Data listing
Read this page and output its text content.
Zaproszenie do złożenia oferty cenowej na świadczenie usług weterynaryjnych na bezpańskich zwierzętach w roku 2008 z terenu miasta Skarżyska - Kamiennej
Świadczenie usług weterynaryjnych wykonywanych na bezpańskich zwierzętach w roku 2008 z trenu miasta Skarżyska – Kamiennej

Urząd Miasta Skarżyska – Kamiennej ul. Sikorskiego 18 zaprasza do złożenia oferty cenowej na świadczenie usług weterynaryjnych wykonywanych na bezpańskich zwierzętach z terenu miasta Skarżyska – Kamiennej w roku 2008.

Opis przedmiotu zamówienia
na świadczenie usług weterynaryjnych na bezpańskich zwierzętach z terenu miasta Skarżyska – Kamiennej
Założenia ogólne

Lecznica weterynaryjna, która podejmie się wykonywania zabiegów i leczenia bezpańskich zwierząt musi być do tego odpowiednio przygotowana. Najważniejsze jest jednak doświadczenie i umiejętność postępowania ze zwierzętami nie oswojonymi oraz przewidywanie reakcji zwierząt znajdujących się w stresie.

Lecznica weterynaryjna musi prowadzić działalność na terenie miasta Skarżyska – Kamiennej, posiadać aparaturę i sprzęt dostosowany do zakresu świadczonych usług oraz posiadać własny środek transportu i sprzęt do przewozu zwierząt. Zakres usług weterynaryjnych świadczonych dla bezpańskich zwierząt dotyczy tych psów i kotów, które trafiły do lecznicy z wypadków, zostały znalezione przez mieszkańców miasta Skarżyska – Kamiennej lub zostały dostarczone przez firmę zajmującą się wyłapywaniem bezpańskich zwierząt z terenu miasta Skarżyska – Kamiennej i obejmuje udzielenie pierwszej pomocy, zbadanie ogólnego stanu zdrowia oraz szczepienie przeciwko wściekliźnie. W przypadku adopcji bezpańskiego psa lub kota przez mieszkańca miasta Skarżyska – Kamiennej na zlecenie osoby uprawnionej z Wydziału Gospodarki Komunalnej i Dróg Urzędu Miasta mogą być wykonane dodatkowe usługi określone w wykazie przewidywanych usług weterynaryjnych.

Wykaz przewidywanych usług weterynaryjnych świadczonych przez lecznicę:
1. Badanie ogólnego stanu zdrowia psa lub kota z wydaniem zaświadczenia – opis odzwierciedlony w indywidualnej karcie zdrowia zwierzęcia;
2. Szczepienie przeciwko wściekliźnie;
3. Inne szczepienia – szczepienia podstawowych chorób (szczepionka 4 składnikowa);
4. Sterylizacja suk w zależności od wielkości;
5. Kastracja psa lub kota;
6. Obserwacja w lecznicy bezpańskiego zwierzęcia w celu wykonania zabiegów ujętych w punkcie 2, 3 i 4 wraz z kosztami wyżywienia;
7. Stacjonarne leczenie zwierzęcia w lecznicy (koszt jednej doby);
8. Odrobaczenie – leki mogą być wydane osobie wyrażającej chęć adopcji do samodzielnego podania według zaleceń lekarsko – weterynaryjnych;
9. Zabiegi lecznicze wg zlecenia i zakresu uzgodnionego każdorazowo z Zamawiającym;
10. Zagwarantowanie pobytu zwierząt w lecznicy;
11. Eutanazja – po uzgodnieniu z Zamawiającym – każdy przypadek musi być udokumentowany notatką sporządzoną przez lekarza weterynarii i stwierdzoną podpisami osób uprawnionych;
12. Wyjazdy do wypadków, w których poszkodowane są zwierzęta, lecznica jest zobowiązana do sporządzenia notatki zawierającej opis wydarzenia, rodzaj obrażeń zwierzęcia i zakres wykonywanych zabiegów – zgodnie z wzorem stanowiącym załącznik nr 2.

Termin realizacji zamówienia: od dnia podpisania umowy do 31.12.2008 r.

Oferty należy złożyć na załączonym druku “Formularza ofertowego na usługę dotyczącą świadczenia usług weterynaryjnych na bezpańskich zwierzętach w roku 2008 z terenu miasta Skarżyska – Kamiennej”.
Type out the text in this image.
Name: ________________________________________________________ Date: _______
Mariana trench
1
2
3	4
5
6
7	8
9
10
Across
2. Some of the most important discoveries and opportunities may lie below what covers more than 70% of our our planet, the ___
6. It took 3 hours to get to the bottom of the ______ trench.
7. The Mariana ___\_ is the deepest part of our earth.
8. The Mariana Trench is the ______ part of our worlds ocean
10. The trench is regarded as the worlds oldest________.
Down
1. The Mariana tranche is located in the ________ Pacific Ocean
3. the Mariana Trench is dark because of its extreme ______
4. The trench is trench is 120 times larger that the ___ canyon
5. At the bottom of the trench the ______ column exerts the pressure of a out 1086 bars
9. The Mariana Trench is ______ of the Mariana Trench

Aim of the task
Write out every line of the records exactly.

Response to the task
Read this page and output its text content.
Zaproszenie do złożenia oferty cenowej na świadczenie usług weterynaryjnych na bezpańskich zwierzętach w roku 2008 z terenu miasta Skarżyska - Kamiennej
Świadczenie usług weterynaryjnych wykonywanych na bezpańskich zwierzętach w roku 2008 z trenu miasta Skarżyska – Kamiennej

Urząd Miasta Skarżyska – Kamiennej ul. Sikorskiego 18 zaprasza do złożenia oferty cenowej na świadczenie usług weterynaryjnych wykonywanych na bezpańskich zwierzętach z terenu miasta Skarżyska – Kamiennej w roku 2008.

Opis przedmiotu zamówienia
na świadczenie usług weterynaryjnych na bezpańskich zwierzętach z terenu miasta Skarżyska – Kamiennej
Założenia ogólne

Lecznica weterynaryjna, która podejmie się wykonywania zabiegów i leczenia bezpańskich zwierząt musi być do tego odpowiednio przygotowana. Najważniejsze jest jednak doświadczenie i umiejętność postępowania ze zwierzętami nie oswojonymi oraz przewidywanie reakcji zwierząt znajdujących się w stresie.

Lecznica weterynaryjna musi prowadzić działalność na terenie miasta Skarżyska – Kamiennej, posiadać aparaturę i sprzęt dostosowany do zakresu świadczonych usług oraz posiadać własny środek transportu i sprzęt do przewozu zwierząt. Zakres usług weterynaryjnych świadczonych dla bezpańskich zwierząt dotyczy tych psów i kotów, które trafiły do lecznicy z wypadków, zostały znalezione przez mieszkańców miasta Skarżyska – Kamiennej lub zostały dostarczone przez firmę zajmującą się wyłapywaniem bezpańskich zwierząt z terenu miasta Skarżyska – Kamiennej i obejmuje udzielenie pierwszej pomocy, zbadanie ogólnego stanu zdrowia oraz szczepienie przeciwko wściekliźnie. W przypadku adopcji bezpańskiego psa lub kota przez mieszkańca miasta Skarżyska – Kamiennej na zlecenie osoby uprawnionej z Wydziału Gospodarki Komunalnej i Dróg Urzędu Miasta mogą być wykonane dodatkowe usługi określone w wykazie przewidywanych usług weterynaryjnych.

Wykaz przewidywanych usług weterynaryjnych świadczonych przez lecznicę:
1. Badanie ogólnego stanu zdrowia psa lub kota z wydaniem zaświadczenia – opis odzwierciedlony w indywidualnej karcie zdrowia zwierzęcia;
2. Szczepienie przeciwko wściekliźnie;
3. Inne szczepienia – szczepienia podstawowych chorób (szczepionka 4 składnikowa);
4. Sterylizacja suk w zależności od wielkości;
5. Kastracja psa lub kota;
6. Obserwacja w lecznicy bezpańskiego zwierzęcia w celu wykonania zabiegów ujętych w punkcie 2, 3 i 4 wraz z kosztami wyżywienia;
7. Stacjonarne leczenie zwierzęcia w lecznicy (koszt jednej doby);
8. Odrobaczenie – leki mogą być wydane osobie wyrażającej chęć adopcji do samodzielnego podania według zaleceń lekarsko – weterynaryjnych;
9. Zabiegi lecznicze wg zlecenia i zakresu uzgodnionego każdorazowo z Zamawiającym;
10. Zagwarantowanie pobytu zwierząt w lecznicy;
11. Eutanazja – po uzgodnieniu z Zamawiającym – każdy przypadek musi być udokumentowany notatką sporządzoną przez lekarza weterynarii i stwierdzoną podpisami osób uprawnionych;
12. Wyjazdy do wypadków, w których poszkodowane są zwierzęta, lecznica jest zobowiązana do sporządzenia notatki zawierającej opis wydarzenia, rodzaj obrażeń zwierzęcia i zakres wykonywanych zabiegów – zgodnie z wzorem stanowiącym załącznik nr 2.

Termin realizacji zamówienia: od dnia podpisania umowy do 31.12.2008 r.

Oferty należy złożyć na załączonym druku “Formularza ofertowego na usługę dotyczącą świadczenia usług weterynaryjnych na bezpańskich zwierzętach w roku 2008 z terenu miasta Skarżyska – Kamiennej”.
Type out the text in this image.
Name: ________________________________________________________ Date: _______
Mariana trench
1
2
3	4
5
6
7	8
9
10
Across
2. Some of the most important discoveries and opportunities may lie below what covers more than 70% of our our planet, the ___
6. It took 3 hours to get to the bottom of the ______ trench.
7. The Mariana ___\_ is the deepest part of our earth.
8. The Mariana Trench is the ______ part of our worlds ocean
10. The trench is regarded as the worlds oldest________.
Down
1. The Mariana tranche is located in the ________ Pacific Ocean
3. the Mariana Trench is dark because of its extreme ______
4. The trench is trench is 120 times larger that the ___ canyon
5. At the bottom of the trench the ______ column exerts the pressure of a out 1086 bars
9. The Mariana Trench is ______ of the Mariana Trench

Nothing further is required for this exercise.